▶ **Your objective**: For each line below that includes the word "noise", make a copy.

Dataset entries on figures
╔══

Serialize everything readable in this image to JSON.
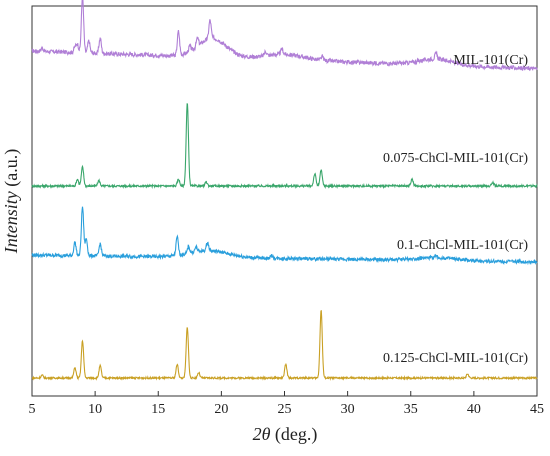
{
  "chart_data": {
    "type": "line",
    "title": "",
    "xlabel_var": "2θ",
    "xlabel_unit": " (deg.)",
    "ylabel_italic": "Intensity",
    "ylabel_unit": " (a.u.)",
    "xlim": [
      5,
      45
    ],
    "xticks": [
      "5",
      "10",
      "15",
      "20",
      "25",
      "30",
      "35",
      "40",
      "45"
    ],
    "y_ticks_shown": false,
    "grid": false,
    "legend": "inline labels",
    "series": [
      {
        "name": "MIL-101(Cr)",
        "color": "#b07fd6",
        "baseline": 0.53,
        "slope": -0.0065,
        "noise": 0.06,
        "peaks": [
          [
            5.8,
            0.05
          ],
          [
            8.4,
            0.08
          ],
          [
            8.6,
            0.12
          ],
          [
            9.0,
            0.82
          ],
          [
            9.5,
            0.18
          ],
          [
            10.4,
            0.22
          ],
          [
            16.6,
            0.35
          ],
          [
            17.5,
            0.08
          ],
          [
            18.1,
            0.12
          ],
          [
            19.1,
            0.27
          ],
          [
            23.5,
            0.06
          ],
          [
            24.8,
            0.08
          ],
          [
            28.0,
            0.05
          ],
          [
            37.0,
            0.08
          ]
        ],
        "broad": [
          [
            19.3,
            1.1,
            0.28
          ],
          [
            25.0,
            1.6,
            0.08
          ],
          [
            37.0,
            1.3,
            0.09
          ]
        ]
      },
      {
        "name": "0.075-ChCl-MIL-101(Cr)",
        "color": "#3aa66b",
        "baseline": 0.0,
        "slope": 0.0,
        "noise": 0.03,
        "peaks": [
          [
            8.6,
            0.1
          ],
          [
            9.0,
            0.28
          ],
          [
            10.3,
            0.08
          ],
          [
            16.6,
            0.1
          ],
          [
            17.3,
            1.22
          ],
          [
            18.8,
            0.06
          ],
          [
            27.4,
            0.18
          ],
          [
            27.9,
            0.23
          ],
          [
            35.1,
            0.1
          ],
          [
            41.5,
            0.05
          ]
        ],
        "broad": []
      },
      {
        "name": "0.1-ChCl-MIL-101(Cr)",
        "color": "#2a9fdc",
        "baseline": 0.22,
        "slope": -0.0025,
        "noise": 0.05,
        "peaks": [
          [
            8.4,
            0.2
          ],
          [
            9.0,
            0.72
          ],
          [
            9.3,
            0.25
          ],
          [
            10.4,
            0.18
          ],
          [
            16.5,
            0.27
          ],
          [
            17.4,
            0.1
          ],
          [
            18.0,
            0.07
          ],
          [
            18.9,
            0.12
          ],
          [
            24.0,
            0.04
          ],
          [
            37.0,
            0.03
          ]
        ],
        "broad": [
          [
            19.0,
            1.5,
            0.1
          ],
          [
            37.0,
            1.5,
            0.04
          ]
        ]
      },
      {
        "name": "0.125-ChCl-MIL-101(Cr)",
        "color": "#c9a024",
        "baseline": 0.0,
        "slope": 0.0,
        "noise": 0.025,
        "peaks": [
          [
            5.8,
            0.04
          ],
          [
            8.4,
            0.15
          ],
          [
            9.0,
            0.55
          ],
          [
            10.4,
            0.18
          ],
          [
            16.5,
            0.2
          ],
          [
            17.3,
            0.75
          ],
          [
            18.2,
            0.08
          ],
          [
            25.1,
            0.2
          ],
          [
            27.9,
            1.0
          ],
          [
            39.5,
            0.06
          ]
        ],
        "broad": []
      }
    ]
  }
}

╚══

▶ **Solution to this problem**:
        "noise": 0.06,
        "noise": 0.03,
        "noise": 0.05,
        "noise": 0.025,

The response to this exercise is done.